[WORK TO BE COMPLETED]: Return the lines beginning at the one that contains "What data populates" and running to the end of the records, exactly and with nothing else. Omit pictures.

[EXTRACTED MATERIAL]:
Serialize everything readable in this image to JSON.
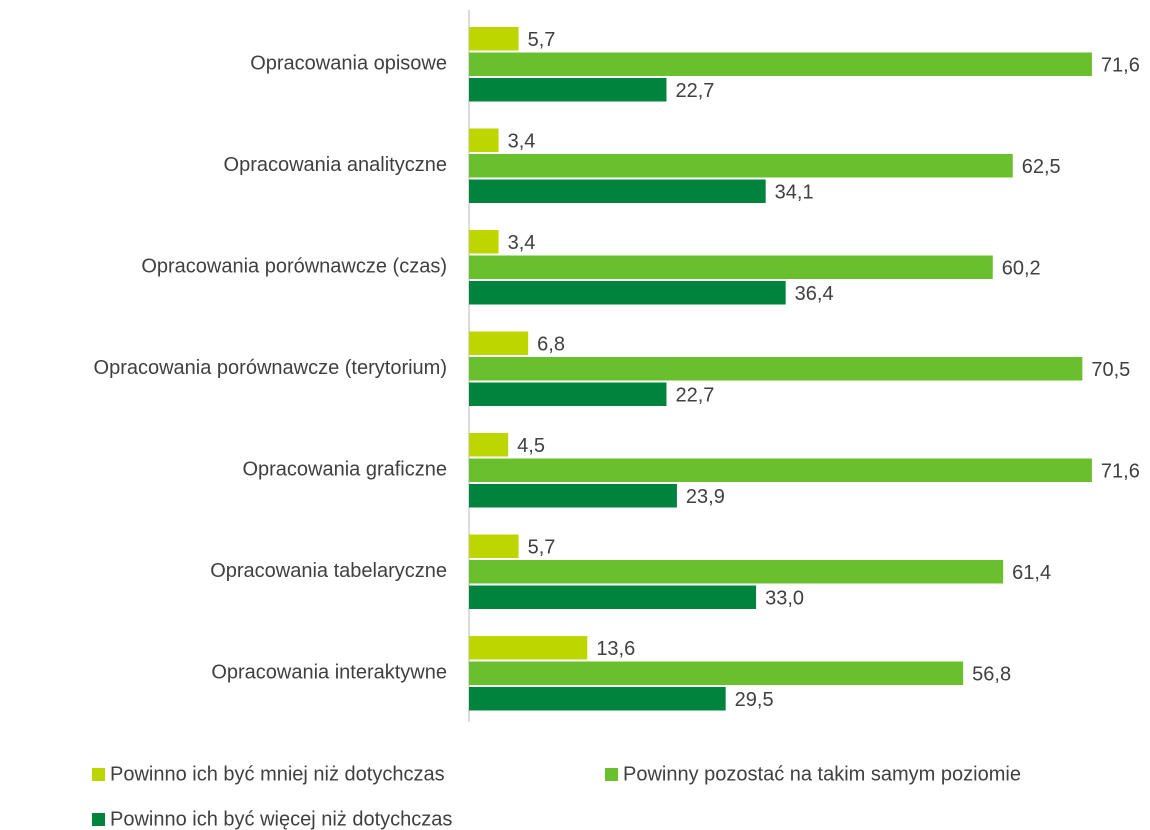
{
  "chart_data": {
    "type": "hbar",
    "categories": [
      "Opracowania opisowe",
      "Opracowania analityczne",
      "Opracowania porównawcze (czas)",
      "Opracowania porównawcze (terytorium)",
      "Opracowania graficzne",
      "Opracowania tabelaryczne",
      "Opracowania interaktywne"
    ],
    "series": [
      {
        "name": "Powinno ich być mniej niż dotychczas",
        "color": "#bdd600",
        "values": [
          5.7,
          3.4,
          3.4,
          6.8,
          4.5,
          5.7,
          13.6
        ],
        "value_labels": [
          "5,7",
          "3,4",
          "3,4",
          "6,8",
          "4,5",
          "5,7",
          "13,6"
        ]
      },
      {
        "name": "Powinny pozostać na takim samym poziomie",
        "color": "#6abf2d",
        "values": [
          71.6,
          62.5,
          60.2,
          70.5,
          71.6,
          61.4,
          56.8
        ],
        "value_labels": [
          "71,6",
          "62,5",
          "60,2",
          "70,5",
          "71,6",
          "61,4",
          "56,8"
        ]
      },
      {
        "name": "Powinno ich być więcej niż dotychczas",
        "color": "#00843d",
        "values": [
          22.7,
          34.1,
          36.4,
          22.7,
          23.9,
          33.0,
          29.5
        ],
        "value_labels": [
          "22,7",
          "34,1",
          "36,4",
          "22,7",
          "23,9",
          "33,0",
          "29,5"
        ]
      }
    ],
    "legend": "bottom"
  }
}
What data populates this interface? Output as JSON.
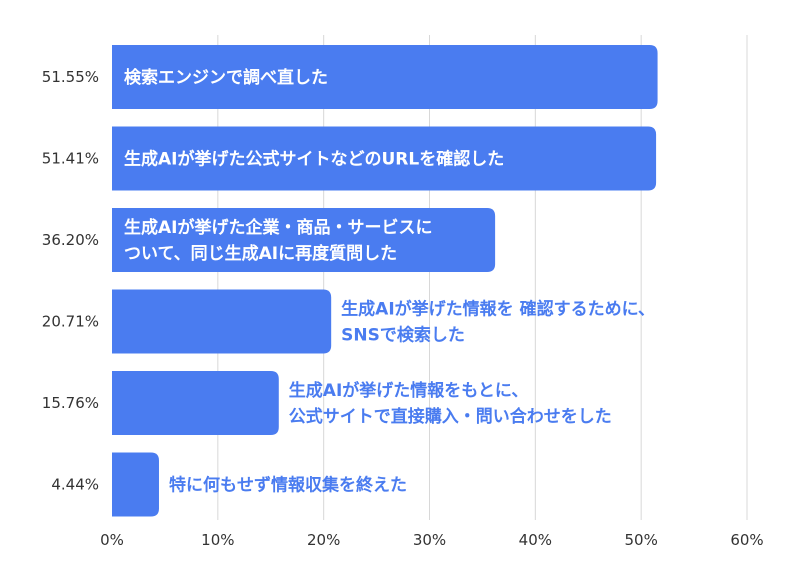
{
  "chart_data": {
    "type": "bar",
    "orientation": "horizontal",
    "title": "",
    "xlabel": "",
    "ylabel": "",
    "xlim": [
      0,
      60
    ],
    "grid": true,
    "legend": "none",
    "x_ticks": [
      "0%",
      "10%",
      "20%",
      "30%",
      "40%",
      "50%",
      "60%"
    ],
    "bar_color": "#4a7cf0",
    "label_color_inside": "#ffffff",
    "label_color_outside": "#4a7cf0",
    "categories": [
      [
        "検索エンジンで調べ直した"
      ],
      [
        "生成AIが挙げた公式サイトなどのURLを確認した"
      ],
      [
        "生成AIが挙げた企業・商品・サービスに",
        "ついて、同じ生成AIに再度質問した"
      ],
      [
        "生成AIが挙げた情報を 確認するために、",
        "SNSで検索した"
      ],
      [
        "生成AIが挙げた情報をもとに、",
        "公式サイトで直接購入・問い合わせをした"
      ],
      [
        "特に何もせず情報収集を終えた"
      ]
    ],
    "values": [
      51.55,
      51.41,
      36.2,
      20.71,
      15.76,
      4.44
    ],
    "value_labels": [
      "51.55%",
      "51.41%",
      "36.20%",
      "20.71%",
      "15.76%",
      "4.44%"
    ]
  }
}
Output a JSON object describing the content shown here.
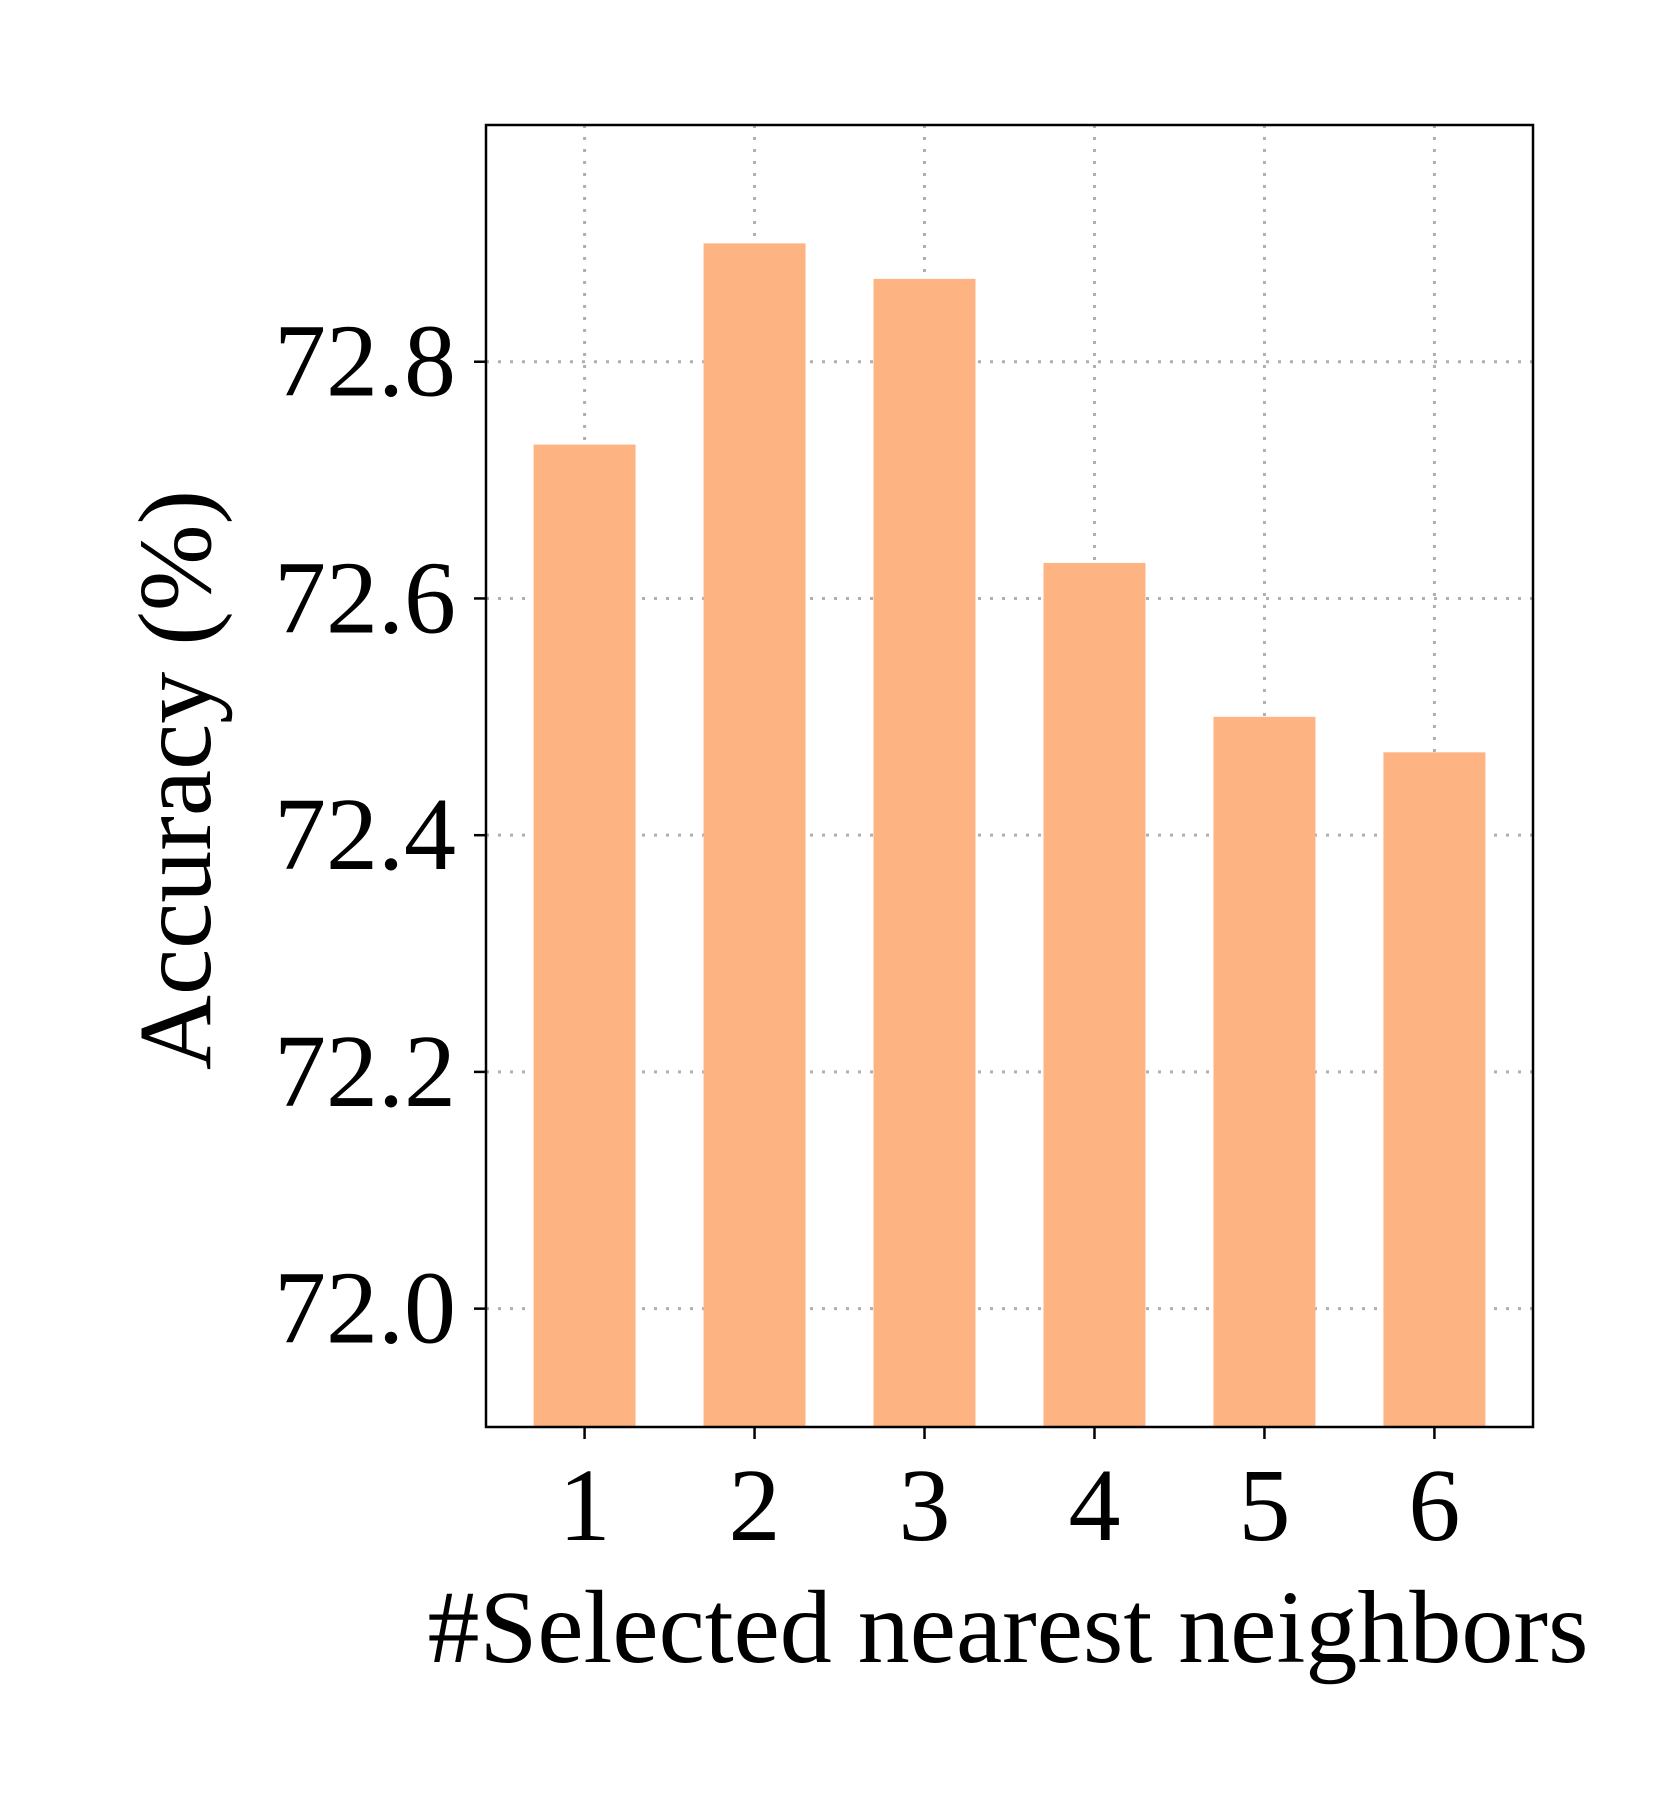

[THE ANSWER]:
What data populates this interface? Output as JSON.
{
  "chart_data": {
    "type": "bar",
    "orientation": "horizontal",
    "title": "",
    "xlabel": "",
    "ylabel": "",
    "xlim": [
      0,
      60
    ],
    "grid": true,
    "legend": "none",
    "x_ticks": [
      "0%",
      "10%",
      "20%",
      "30%",
      "40%",
      "50%",
      "60%"
    ],
    "bar_color": "#4a7cf0",
    "label_color_inside": "#ffffff",
    "label_color_outside": "#4a7cf0",
    "categories": [
      [
        "検索エンジンで調べ直した"
      ],
      [
        "生成AIが挙げた公式サイトなどのURLを確認した"
      ],
      [
        "生成AIが挙げた企業・商品・サービスに",
        "ついて、同じ生成AIに再度質問した"
      ],
      [
        "生成AIが挙げた情報を 確認するために、",
        "SNSで検索した"
      ],
      [
        "生成AIが挙げた情報をもとに、",
        "公式サイトで直接購入・問い合わせをした"
      ],
      [
        "特に何もせず情報収集を終えた"
      ]
    ],
    "values": [
      51.55,
      51.41,
      36.2,
      20.71,
      15.76,
      4.44
    ],
    "value_labels": [
      "51.55%",
      "51.41%",
      "36.20%",
      "20.71%",
      "15.76%",
      "4.44%"
    ]
  }
}
Output a JSON object describing the content shown here.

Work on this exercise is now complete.